Material >>
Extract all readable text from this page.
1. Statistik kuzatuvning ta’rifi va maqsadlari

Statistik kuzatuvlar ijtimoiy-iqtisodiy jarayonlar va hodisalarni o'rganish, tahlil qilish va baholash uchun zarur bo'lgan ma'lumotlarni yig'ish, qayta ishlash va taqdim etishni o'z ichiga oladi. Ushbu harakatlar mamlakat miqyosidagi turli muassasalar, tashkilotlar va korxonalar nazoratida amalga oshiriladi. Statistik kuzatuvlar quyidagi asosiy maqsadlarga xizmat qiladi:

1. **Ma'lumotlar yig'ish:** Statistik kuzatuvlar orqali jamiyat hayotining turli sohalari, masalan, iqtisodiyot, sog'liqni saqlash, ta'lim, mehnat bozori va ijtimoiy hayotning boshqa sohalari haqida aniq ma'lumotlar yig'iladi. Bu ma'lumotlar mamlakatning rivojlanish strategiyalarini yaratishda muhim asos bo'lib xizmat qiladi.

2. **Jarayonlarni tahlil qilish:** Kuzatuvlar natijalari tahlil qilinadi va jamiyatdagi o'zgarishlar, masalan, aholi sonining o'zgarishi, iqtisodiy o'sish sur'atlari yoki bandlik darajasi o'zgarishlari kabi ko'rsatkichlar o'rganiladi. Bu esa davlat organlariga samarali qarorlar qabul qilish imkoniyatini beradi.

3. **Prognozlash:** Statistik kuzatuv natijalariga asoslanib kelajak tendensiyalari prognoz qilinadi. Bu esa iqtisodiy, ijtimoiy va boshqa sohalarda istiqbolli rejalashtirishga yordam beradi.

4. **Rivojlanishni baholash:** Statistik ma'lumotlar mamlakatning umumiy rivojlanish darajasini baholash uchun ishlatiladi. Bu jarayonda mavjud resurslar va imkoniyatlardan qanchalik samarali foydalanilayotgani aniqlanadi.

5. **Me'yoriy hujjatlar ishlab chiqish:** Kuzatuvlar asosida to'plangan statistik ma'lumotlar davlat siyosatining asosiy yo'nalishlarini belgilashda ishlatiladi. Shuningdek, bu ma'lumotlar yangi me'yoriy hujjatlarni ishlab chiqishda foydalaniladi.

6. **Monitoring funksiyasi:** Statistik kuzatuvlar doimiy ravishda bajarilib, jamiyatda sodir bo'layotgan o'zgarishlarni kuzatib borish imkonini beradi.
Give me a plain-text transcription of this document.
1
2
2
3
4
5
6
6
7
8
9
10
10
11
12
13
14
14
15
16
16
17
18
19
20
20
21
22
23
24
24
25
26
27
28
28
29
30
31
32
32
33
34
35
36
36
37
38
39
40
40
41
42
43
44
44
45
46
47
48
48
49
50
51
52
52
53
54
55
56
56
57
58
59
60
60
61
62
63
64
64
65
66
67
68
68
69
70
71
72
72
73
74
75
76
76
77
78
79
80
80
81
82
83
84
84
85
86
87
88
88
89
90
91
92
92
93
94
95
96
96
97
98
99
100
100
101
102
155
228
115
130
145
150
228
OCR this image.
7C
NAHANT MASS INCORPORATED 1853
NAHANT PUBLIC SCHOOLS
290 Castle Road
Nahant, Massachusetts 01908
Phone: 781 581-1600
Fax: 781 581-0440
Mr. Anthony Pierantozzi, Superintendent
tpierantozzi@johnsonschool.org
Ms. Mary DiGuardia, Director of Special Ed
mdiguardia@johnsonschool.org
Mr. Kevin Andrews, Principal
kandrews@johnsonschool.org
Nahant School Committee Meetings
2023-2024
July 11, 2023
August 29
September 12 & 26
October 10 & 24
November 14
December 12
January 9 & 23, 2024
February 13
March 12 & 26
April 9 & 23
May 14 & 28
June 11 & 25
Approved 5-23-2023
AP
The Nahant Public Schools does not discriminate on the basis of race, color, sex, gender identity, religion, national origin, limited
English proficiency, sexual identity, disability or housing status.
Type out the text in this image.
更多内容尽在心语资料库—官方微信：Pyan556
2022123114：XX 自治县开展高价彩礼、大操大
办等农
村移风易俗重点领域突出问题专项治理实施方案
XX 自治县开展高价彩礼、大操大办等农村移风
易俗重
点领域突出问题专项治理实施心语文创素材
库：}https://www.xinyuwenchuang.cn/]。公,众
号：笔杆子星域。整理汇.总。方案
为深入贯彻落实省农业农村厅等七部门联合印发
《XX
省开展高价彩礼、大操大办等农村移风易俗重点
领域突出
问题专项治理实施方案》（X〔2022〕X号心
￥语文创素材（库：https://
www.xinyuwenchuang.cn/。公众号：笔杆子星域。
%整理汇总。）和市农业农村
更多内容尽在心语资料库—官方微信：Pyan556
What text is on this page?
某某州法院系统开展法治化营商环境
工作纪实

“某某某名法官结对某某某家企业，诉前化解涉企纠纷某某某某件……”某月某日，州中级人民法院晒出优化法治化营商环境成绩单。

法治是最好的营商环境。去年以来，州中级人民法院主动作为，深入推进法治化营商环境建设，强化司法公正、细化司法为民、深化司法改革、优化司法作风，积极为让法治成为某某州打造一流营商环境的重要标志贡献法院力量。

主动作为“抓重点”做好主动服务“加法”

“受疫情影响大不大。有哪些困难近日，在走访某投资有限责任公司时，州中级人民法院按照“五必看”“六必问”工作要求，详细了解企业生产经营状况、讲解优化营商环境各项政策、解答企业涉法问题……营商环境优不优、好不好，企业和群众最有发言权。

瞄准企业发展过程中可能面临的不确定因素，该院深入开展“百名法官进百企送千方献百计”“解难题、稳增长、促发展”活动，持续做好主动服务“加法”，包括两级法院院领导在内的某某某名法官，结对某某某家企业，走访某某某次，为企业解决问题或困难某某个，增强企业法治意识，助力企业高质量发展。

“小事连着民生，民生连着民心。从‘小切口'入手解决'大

Stated goal >> Repeat all the entries exactly as given.

Exercise response >>
Extract all readable text from this page.
1. Statistik kuzatuvning ta’rifi va maqsadlari

Statistik kuzatuvlar ijtimoiy-iqtisodiy jarayonlar va hodisalarni o'rganish, tahlil qilish va baholash uchun zarur bo'lgan ma'lumotlarni yig'ish, qayta ishlash va taqdim etishni o'z ichiga oladi. Ushbu harakatlar mamlakat miqyosidagi turli muassasalar, tashkilotlar va korxonalar nazoratida amalga oshiriladi. Statistik kuzatuvlar quyidagi asosiy maqsadlarga xizmat qiladi:

1. **Ma'lumotlar yig'ish:** Statistik kuzatuvlar orqali jamiyat hayotining turli sohalari, masalan, iqtisodiyot, sog'liqni saqlash, ta'lim, mehnat bozori va ijtimoiy hayotning boshqa sohalari haqida aniq ma'lumotlar yig'iladi. Bu ma'lumotlar mamlakatning rivojlanish strategiyalarini yaratishda muhim asos bo'lib xizmat qiladi.

2. **Jarayonlarni tahlil qilish:** Kuzatuvlar natijalari tahlil qilinadi va jamiyatdagi o'zgarishlar, masalan, aholi sonining o'zgarishi, iqtisodiy o'sish sur'atlari yoki bandlik darajasi o'zgarishlari kabi ko'rsatkichlar o'rganiladi. Bu esa davlat organlariga samarali qarorlar qabul qilish imkoniyatini beradi.

3. **Prognozlash:** Statistik kuzatuv natijalariga asoslanib kelajak tendensiyalari prognoz qilinadi. Bu esa iqtisodiy, ijtimoiy va boshqa sohalarda istiqbolli rejalashtirishga yordam beradi.

4. **Rivojlanishni baholash:** Statistik ma'lumotlar mamlakatning umumiy rivojlanish darajasini baholash uchun ishlatiladi. Bu jarayonda mavjud resurslar va imkoniyatlardan qanchalik samarali foydalanilayotgani aniqlanadi.

5. **Me'yoriy hujjatlar ishlab chiqish:** Kuzatuvlar asosida to'plangan statistik ma'lumotlar davlat siyosatining asosiy yo'nalishlarini belgilashda ishlatiladi. Shuningdek, bu ma'lumotlar yangi me'yoriy hujjatlarni ishlab chiqishda foydalaniladi.

6. **Monitoring funksiyasi:** Statistik kuzatuvlar doimiy ravishda bajarilib, jamiyatda sodir bo'layotgan o'zgarishlarni kuzatib borish imkonini beradi.
Give me a plain-text transcription of this document.
1
2
2
3
4
5
6
6
7
8
9
10
10
11
12
13
14
14
15
16
16
17
18
19
20
20
21
22
23
24
24
25
26
27
28
28
29
30
31
32
32
33
34
35
36
36
37
38
39
40
40
41
42
43
44
44
45
46
47
48
48
49
50
51
52
52
53
54
55
56
56
57
58
59
60
60
61
62
63
64
64
65
66
67
68
68
69
70
71
72
72
73
74
75
76
76
77
78
79
80
80
81
82
83
84
84
85
86
87
88
88
89
90
91
92
92
93
94
95
96
96
97
98
99
100
100
101
102
155
228
115
130
145
150
228
OCR this image.
7C
NAHANT MASS INCORPORATED 1853
NAHANT PUBLIC SCHOOLS
290 Castle Road
Nahant, Massachusetts 01908
Phone: 781 581-1600
Fax: 781 581-0440
Mr. Anthony Pierantozzi, Superintendent
tpierantozzi@johnsonschool.org
Ms. Mary DiGuardia, Director of Special Ed
mdiguardia@johnsonschool.org
Mr. Kevin Andrews, Principal
kandrews@johnsonschool.org
Nahant School Committee Meetings
2023-2024
July 11, 2023
August 29
September 12 & 26
October 10 & 24
November 14
December 12
January 9 & 23, 2024
February 13
March 12 & 26
April 9 & 23
May 14 & 28
June 11 & 25
Approved 5-23-2023
AP
The Nahant Public Schools does not discriminate on the basis of race, color, sex, gender identity, religion, national origin, limited
English proficiency, sexual identity, disability or housing status.
Type out the text in this image.
更多内容尽在心语资料库—官方微信：Pyan556
2022123114：XX 自治县开展高价彩礼、大操大
办等农
村移风易俗重点领域突出问题专项治理实施方案
XX 自治县开展高价彩礼、大操大办等农村移风
易俗重
点领域突出问题专项治理实施心语文创素材
库：}https://www.xinyuwenchuang.cn/]。公,众
号：笔杆子星域。整理汇.总。方案
为深入贯彻落实省农业农村厅等七部门联合印发
《XX
省开展高价彩礼、大操大办等农村移风易俗重点
领域突出
问题专项治理实施方案》（X〔2022〕X号心
￥语文创素材（库：https://
www.xinyuwenchuang.cn/。公众号：笔杆子星域。
%整理汇总。）和市农业农村
更多内容尽在心语资料库—官方微信：Pyan556
What text is on this page?
某某州法院系统开展法治化营商环境
工作纪实

“某某某名法官结对某某某家企业，诉前化解涉企纠纷某某某某件……”某月某日，州中级人民法院晒出优化法治化营商环境成绩单。

法治是最好的营商环境。去年以来，州中级人民法院主动作为，深入推进法治化营商环境建设，强化司法公正、细化司法为民、深化司法改革、优化司法作风，积极为让法治成为某某州打造一流营商环境的重要标志贡献法院力量。

主动作为“抓重点”做好主动服务“加法”

“受疫情影响大不大。有哪些困难近日，在走访某投资有限责任公司时，州中级人民法院按照“五必看”“六必问”工作要求，详细了解企业生产经营状况、讲解优化营商环境各项政策、解答企业涉法问题……营商环境优不优、好不好，企业和群众最有发言权。

瞄准企业发展过程中可能面临的不确定因素，该院深入开展“百名法官进百企送千方献百计”“解难题、稳增长、促发展”活动，持续做好主动服务“加法”，包括两级法院院领导在内的某某某名法官，结对某某某家企业，走访某某某次，为企业解决问题或困难某某个，增强企业法治意识，助力企业高质量发展。

“小事连着民生，民生连着民心。从‘小切口'入手解决'大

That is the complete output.